-- Start of Material for this task --

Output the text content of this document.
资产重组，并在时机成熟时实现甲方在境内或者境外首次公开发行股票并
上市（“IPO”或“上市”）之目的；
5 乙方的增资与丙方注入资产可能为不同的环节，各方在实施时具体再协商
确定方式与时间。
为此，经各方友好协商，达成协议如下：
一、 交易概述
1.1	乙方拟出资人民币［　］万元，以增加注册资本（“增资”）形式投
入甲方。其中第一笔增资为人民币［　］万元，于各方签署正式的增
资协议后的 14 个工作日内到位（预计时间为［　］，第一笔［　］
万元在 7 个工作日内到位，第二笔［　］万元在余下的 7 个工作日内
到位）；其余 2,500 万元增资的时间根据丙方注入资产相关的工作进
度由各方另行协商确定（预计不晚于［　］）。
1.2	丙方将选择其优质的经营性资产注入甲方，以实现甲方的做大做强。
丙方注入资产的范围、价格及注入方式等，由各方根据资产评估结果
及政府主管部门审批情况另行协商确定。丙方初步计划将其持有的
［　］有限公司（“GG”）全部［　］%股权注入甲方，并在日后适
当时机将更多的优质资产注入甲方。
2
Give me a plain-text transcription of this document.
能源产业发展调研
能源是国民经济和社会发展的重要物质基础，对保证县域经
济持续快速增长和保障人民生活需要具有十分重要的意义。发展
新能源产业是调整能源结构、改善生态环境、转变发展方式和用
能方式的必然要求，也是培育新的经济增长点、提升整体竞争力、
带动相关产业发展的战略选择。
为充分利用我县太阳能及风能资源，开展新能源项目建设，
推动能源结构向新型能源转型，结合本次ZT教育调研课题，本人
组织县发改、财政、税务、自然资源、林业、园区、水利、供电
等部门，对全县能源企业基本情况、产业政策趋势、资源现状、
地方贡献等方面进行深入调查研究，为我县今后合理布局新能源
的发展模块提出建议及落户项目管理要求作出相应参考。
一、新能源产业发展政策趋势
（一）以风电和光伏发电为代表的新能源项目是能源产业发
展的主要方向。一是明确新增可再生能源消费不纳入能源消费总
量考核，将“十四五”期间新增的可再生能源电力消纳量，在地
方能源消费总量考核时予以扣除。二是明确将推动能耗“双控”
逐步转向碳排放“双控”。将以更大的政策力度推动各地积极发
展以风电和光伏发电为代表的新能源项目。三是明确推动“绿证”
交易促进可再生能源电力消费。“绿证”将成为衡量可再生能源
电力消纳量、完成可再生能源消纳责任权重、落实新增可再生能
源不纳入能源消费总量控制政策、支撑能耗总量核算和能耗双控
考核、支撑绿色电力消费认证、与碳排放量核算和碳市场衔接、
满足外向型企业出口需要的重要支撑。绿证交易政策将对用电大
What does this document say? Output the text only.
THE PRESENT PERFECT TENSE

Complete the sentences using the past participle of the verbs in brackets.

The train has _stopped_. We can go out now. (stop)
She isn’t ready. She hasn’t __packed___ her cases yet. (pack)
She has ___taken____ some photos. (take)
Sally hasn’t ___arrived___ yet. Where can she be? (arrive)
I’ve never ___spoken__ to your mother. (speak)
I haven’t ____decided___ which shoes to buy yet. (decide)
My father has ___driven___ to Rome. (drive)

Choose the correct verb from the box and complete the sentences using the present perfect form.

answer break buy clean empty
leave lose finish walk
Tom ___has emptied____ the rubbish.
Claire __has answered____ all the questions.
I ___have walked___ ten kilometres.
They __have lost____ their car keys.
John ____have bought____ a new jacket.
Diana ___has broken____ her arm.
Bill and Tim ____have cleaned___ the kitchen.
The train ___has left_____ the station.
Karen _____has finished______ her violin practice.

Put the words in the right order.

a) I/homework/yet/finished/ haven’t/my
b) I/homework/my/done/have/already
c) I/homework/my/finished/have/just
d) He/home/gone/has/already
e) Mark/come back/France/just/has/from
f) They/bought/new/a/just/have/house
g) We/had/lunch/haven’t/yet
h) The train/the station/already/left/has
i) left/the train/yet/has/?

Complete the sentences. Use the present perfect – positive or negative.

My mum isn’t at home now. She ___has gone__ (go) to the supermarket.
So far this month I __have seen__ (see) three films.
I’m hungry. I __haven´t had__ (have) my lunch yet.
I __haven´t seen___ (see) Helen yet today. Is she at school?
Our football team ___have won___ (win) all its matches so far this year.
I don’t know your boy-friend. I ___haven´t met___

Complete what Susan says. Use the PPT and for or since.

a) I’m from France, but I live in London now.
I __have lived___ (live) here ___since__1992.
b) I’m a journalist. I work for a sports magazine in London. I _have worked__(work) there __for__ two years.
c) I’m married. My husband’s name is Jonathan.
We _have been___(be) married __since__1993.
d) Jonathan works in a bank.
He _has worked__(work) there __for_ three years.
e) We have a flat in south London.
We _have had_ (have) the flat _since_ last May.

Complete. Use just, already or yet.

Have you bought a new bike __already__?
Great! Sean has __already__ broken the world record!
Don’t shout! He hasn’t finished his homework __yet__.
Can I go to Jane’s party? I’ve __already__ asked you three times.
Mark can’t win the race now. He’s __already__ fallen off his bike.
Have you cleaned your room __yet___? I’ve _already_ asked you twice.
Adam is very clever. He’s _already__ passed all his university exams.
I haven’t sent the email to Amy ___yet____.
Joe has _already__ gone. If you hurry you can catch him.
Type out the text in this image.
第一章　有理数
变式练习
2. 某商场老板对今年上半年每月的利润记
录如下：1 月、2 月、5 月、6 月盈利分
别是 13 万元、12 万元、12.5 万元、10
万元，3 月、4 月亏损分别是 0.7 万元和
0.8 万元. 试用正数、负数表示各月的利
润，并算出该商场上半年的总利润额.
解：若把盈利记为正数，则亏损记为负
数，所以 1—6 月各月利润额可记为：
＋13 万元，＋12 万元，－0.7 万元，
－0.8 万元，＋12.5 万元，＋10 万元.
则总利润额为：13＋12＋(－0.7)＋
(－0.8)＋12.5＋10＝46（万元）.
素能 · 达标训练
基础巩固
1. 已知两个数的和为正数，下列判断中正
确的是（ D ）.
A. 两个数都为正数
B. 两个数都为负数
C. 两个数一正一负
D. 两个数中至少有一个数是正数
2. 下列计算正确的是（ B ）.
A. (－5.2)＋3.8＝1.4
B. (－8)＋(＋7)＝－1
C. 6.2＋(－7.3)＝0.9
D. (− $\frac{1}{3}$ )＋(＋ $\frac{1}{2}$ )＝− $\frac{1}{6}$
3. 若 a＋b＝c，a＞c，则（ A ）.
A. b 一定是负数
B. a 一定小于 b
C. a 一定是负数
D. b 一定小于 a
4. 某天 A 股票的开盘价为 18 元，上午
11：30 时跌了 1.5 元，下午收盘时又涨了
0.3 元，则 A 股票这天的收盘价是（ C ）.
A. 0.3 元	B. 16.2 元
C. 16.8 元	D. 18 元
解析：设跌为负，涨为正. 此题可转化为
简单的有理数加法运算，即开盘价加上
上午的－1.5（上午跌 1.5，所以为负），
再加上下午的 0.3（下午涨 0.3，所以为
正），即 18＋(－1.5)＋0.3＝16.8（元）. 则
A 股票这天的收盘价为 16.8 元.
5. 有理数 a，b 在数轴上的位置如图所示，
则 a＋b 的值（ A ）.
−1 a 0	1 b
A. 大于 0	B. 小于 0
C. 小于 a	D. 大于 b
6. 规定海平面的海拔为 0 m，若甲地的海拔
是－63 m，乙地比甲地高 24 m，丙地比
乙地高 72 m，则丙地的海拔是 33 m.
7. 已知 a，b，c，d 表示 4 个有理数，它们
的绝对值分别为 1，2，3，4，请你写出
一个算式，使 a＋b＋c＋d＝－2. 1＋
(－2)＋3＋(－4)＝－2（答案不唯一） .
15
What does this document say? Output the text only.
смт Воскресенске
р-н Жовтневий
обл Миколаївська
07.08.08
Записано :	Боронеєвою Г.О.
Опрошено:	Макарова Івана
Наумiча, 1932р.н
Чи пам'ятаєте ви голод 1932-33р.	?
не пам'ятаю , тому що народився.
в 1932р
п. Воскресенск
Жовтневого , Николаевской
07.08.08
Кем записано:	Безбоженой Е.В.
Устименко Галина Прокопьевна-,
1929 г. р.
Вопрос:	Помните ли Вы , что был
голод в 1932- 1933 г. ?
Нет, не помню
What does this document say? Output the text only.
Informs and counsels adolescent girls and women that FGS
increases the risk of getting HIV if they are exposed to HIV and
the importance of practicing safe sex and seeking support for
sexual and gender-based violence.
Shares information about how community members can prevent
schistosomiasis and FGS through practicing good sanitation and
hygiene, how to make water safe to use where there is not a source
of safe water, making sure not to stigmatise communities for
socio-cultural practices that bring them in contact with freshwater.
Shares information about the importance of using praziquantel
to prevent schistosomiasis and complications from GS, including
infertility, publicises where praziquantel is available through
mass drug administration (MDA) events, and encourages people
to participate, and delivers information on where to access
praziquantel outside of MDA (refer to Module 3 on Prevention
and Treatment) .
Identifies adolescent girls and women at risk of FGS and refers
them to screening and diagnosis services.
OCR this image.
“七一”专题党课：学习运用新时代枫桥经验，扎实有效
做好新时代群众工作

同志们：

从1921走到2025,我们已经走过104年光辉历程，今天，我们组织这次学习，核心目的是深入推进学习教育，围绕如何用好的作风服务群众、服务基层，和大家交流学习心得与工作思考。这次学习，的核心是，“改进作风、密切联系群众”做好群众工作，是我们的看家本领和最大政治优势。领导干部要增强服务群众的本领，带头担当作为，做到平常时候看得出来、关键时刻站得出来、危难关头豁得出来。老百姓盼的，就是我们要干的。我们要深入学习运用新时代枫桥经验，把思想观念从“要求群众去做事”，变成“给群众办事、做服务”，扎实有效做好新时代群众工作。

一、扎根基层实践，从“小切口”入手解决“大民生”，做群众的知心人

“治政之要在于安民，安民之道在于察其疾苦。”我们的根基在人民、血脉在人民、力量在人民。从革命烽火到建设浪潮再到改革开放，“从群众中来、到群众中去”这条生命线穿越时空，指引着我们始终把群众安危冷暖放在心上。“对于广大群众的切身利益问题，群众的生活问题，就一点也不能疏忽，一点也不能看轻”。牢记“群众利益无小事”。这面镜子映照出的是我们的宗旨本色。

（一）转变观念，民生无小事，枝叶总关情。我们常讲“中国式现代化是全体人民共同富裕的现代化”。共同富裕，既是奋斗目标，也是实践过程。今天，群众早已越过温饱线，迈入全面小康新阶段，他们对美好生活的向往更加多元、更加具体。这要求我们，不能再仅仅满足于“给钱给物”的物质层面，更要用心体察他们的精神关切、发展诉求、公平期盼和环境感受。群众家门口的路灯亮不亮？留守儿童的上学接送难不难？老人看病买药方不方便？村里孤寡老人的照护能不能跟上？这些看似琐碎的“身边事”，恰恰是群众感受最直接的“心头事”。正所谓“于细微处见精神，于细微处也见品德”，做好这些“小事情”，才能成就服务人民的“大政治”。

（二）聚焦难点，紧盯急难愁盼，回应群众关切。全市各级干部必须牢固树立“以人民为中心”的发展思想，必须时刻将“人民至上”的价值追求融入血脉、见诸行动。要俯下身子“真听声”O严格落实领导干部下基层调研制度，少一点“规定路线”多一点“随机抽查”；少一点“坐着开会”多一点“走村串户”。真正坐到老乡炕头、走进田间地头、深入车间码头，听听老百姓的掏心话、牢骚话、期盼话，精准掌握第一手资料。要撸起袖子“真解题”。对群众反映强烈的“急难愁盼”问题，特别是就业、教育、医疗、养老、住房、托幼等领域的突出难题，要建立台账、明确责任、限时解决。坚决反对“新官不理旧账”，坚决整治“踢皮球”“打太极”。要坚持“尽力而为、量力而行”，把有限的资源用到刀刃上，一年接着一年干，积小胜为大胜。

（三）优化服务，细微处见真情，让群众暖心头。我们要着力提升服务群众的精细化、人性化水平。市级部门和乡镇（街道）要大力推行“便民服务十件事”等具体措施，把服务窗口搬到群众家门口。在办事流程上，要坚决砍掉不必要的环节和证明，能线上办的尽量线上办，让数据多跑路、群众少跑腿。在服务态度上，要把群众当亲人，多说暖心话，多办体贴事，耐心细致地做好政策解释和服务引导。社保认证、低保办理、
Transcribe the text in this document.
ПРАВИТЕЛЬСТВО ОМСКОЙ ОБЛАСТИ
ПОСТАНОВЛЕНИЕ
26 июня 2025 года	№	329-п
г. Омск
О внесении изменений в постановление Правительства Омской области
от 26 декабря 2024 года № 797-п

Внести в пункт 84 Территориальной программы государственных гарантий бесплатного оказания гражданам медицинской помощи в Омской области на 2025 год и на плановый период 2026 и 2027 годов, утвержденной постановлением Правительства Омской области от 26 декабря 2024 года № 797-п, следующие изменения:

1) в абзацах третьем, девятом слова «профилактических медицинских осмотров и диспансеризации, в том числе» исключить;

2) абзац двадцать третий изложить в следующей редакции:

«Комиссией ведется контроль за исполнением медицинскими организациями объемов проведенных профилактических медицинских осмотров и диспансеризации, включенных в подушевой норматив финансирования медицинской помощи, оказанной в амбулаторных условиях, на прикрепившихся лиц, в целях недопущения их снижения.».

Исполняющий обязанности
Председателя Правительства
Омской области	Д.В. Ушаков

-- End of Material for this task --

Exercise requirements »
Each line that holds the word "sentences" is to be copied.

Answer to this problem »
Complete the sentences using the past participle of the verbs in brackets.
Choose the correct verb from the box and complete the sentences using the present perfect form.
Complete the sentences. Use the present perfect – positive or negative.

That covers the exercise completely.